**GIVEN INSTRUCTION:** Wherever the string "this" occurs in a line of these records, report that line.

**DATA TO PROCESS:**
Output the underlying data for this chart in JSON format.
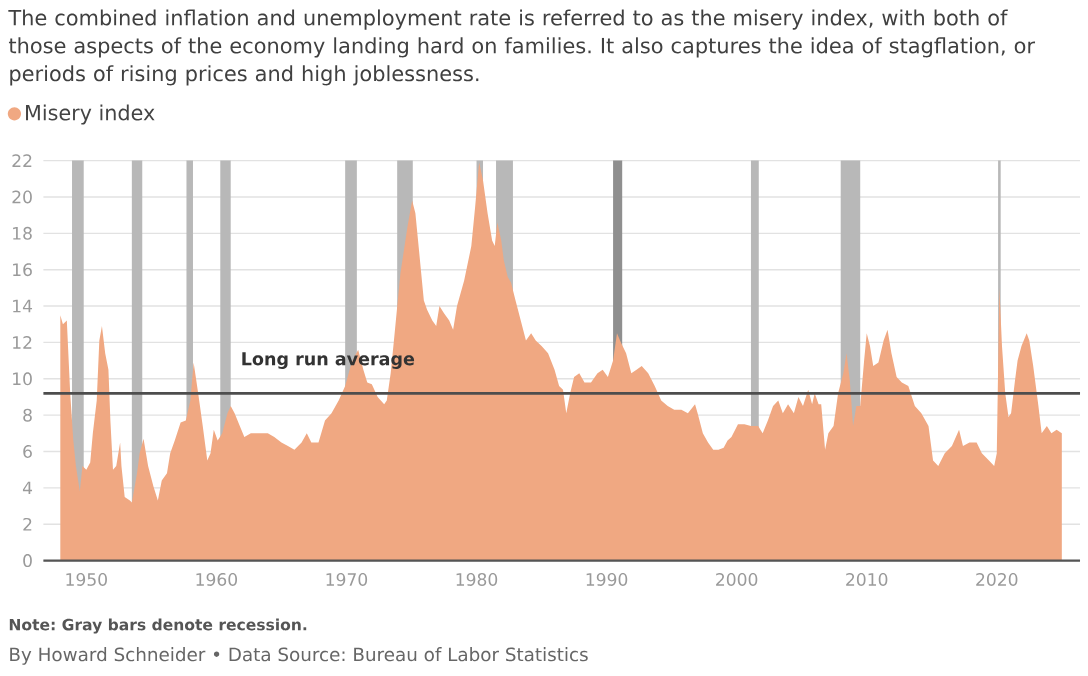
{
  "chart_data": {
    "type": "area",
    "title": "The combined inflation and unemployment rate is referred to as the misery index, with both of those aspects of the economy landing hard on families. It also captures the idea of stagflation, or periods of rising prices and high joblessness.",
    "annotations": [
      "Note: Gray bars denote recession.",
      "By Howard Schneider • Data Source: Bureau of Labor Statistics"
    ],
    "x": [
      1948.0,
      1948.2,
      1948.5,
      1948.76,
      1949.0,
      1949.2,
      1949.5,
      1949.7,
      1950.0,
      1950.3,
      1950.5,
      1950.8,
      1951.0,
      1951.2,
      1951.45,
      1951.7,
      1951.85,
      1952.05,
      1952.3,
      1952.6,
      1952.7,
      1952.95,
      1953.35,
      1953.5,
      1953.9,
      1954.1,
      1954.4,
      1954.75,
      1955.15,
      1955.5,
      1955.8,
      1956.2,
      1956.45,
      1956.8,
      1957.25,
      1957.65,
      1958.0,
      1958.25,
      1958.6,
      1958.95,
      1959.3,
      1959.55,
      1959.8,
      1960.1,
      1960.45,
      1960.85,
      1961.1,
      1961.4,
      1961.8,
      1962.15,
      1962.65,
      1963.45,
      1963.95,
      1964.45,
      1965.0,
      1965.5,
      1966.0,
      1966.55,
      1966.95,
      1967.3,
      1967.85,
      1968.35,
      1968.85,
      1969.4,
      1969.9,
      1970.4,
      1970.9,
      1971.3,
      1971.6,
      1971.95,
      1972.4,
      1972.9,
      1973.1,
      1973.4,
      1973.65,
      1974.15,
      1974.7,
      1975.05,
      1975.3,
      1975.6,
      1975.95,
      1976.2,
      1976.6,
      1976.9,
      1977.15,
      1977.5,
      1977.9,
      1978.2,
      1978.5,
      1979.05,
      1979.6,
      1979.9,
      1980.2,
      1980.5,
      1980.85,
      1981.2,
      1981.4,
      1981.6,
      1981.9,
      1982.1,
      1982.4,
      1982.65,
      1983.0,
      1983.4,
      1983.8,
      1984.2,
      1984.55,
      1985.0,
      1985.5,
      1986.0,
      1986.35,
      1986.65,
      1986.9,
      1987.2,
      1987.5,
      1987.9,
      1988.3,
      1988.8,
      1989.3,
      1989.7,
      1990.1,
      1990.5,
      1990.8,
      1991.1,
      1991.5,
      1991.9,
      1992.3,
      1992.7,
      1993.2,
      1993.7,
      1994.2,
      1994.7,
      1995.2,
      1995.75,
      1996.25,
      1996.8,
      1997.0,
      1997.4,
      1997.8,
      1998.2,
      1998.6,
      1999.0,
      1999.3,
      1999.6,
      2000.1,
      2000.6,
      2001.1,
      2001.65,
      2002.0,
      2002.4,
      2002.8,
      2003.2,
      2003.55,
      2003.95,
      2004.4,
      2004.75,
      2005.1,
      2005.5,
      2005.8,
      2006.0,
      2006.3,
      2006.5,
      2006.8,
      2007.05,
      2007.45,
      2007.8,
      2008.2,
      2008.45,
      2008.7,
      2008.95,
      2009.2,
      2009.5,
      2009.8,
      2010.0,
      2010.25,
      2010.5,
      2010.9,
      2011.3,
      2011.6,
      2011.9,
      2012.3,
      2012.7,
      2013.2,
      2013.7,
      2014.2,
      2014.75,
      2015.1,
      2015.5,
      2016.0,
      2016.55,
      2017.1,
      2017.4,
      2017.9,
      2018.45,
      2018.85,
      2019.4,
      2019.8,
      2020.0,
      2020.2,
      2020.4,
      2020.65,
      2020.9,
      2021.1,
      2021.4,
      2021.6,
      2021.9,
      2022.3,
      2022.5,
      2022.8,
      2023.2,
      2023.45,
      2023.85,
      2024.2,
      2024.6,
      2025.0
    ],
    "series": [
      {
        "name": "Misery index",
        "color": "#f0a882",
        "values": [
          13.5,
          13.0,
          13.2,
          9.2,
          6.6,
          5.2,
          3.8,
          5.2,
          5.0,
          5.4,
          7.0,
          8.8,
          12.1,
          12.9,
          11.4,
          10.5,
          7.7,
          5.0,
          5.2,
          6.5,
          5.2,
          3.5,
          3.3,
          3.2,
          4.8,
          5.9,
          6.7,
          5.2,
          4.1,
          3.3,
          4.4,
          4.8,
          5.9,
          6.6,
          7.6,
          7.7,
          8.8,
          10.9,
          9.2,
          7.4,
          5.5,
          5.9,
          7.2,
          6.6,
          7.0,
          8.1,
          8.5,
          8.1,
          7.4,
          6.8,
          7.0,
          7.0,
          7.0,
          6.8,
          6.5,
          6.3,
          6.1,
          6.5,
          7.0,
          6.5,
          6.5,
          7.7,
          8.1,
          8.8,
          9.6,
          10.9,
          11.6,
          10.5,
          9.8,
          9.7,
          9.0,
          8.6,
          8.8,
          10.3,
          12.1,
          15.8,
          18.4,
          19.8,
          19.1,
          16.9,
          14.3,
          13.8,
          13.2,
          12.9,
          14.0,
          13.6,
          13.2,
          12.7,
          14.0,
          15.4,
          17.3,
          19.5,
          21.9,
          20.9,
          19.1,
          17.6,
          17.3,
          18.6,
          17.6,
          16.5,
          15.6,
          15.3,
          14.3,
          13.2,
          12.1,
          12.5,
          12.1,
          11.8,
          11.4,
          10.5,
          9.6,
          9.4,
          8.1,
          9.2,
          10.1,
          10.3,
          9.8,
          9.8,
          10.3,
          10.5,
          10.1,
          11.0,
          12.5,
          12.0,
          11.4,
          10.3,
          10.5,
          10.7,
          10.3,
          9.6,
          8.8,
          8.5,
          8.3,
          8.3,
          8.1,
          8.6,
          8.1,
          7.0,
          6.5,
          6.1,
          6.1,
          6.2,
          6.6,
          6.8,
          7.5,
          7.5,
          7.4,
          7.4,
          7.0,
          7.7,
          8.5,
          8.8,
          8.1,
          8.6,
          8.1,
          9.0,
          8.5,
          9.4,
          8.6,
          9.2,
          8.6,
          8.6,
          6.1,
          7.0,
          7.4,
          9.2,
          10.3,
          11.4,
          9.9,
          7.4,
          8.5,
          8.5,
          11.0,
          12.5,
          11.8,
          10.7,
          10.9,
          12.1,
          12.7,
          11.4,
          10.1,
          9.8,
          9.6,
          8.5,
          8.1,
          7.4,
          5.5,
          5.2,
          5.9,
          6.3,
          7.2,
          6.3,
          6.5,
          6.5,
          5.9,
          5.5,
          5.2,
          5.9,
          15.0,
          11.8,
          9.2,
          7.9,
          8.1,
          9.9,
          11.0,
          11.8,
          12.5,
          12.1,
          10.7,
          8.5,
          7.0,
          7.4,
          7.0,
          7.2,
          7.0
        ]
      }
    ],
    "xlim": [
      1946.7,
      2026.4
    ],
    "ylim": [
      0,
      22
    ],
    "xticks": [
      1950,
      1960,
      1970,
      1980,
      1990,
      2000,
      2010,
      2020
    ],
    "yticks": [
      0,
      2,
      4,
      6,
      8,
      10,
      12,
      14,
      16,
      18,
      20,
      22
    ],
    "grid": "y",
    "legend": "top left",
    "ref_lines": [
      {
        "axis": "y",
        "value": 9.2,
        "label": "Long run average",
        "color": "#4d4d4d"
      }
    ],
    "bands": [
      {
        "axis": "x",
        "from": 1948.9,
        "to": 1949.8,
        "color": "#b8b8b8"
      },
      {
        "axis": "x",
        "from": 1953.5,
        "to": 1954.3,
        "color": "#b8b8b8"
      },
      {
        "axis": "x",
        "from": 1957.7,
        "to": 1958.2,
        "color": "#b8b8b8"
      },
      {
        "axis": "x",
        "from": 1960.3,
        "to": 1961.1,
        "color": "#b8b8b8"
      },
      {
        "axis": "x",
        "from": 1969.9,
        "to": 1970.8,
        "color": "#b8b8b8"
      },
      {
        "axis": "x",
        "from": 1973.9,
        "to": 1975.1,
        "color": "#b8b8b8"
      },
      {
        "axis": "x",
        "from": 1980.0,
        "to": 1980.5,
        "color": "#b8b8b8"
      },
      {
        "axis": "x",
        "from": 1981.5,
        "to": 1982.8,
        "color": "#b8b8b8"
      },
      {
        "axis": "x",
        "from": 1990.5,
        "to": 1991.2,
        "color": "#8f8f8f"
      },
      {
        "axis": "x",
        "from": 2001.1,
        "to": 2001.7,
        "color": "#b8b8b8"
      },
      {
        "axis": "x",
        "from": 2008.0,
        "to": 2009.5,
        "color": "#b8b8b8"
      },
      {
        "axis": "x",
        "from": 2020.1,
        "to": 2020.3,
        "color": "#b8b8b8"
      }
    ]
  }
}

...

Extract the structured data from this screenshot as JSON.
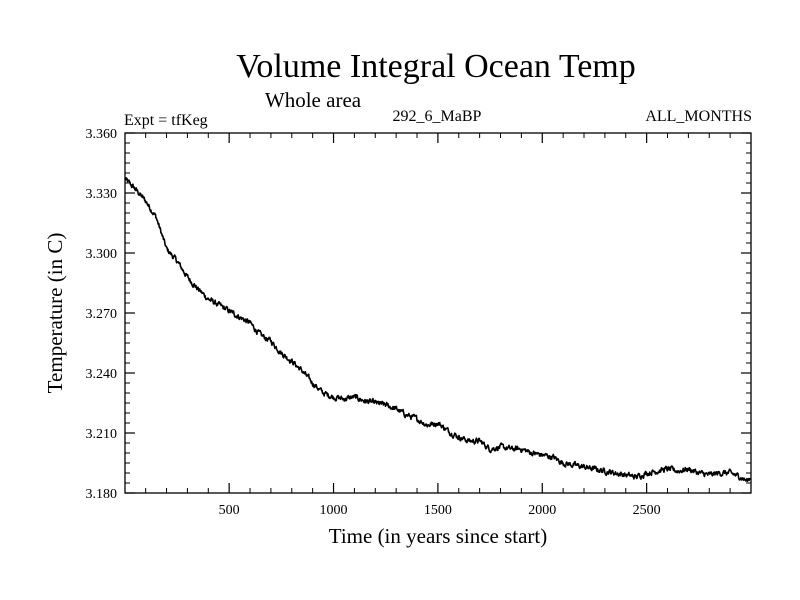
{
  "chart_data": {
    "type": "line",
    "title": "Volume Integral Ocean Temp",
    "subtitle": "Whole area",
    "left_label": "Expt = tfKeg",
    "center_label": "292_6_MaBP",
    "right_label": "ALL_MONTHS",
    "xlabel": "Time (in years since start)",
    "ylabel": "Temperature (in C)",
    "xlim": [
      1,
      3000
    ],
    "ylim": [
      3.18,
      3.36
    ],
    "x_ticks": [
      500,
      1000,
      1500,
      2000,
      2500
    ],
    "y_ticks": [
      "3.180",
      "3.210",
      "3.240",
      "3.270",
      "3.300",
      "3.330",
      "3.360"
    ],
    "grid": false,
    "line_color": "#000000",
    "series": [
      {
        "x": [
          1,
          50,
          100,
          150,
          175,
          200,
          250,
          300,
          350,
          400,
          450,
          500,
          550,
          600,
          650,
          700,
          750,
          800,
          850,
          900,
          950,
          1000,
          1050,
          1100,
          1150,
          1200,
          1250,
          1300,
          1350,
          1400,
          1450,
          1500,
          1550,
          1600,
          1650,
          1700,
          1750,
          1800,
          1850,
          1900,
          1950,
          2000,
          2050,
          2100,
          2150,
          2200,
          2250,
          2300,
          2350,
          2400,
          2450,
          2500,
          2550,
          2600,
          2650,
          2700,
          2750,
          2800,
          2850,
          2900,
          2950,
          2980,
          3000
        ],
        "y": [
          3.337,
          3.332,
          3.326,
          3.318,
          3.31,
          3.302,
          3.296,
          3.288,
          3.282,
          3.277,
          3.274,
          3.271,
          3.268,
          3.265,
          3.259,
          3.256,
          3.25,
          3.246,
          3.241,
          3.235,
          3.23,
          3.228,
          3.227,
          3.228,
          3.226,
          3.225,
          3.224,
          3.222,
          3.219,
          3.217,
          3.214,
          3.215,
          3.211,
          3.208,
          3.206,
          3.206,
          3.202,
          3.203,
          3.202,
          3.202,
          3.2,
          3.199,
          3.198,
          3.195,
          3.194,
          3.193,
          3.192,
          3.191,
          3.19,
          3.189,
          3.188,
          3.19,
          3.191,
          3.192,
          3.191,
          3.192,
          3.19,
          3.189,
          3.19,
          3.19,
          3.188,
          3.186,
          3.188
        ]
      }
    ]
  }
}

**OUTPUT BELOW:**
Output the underlying data for this chart in JSON format.
Extract the structured data from this screenshot as JSON.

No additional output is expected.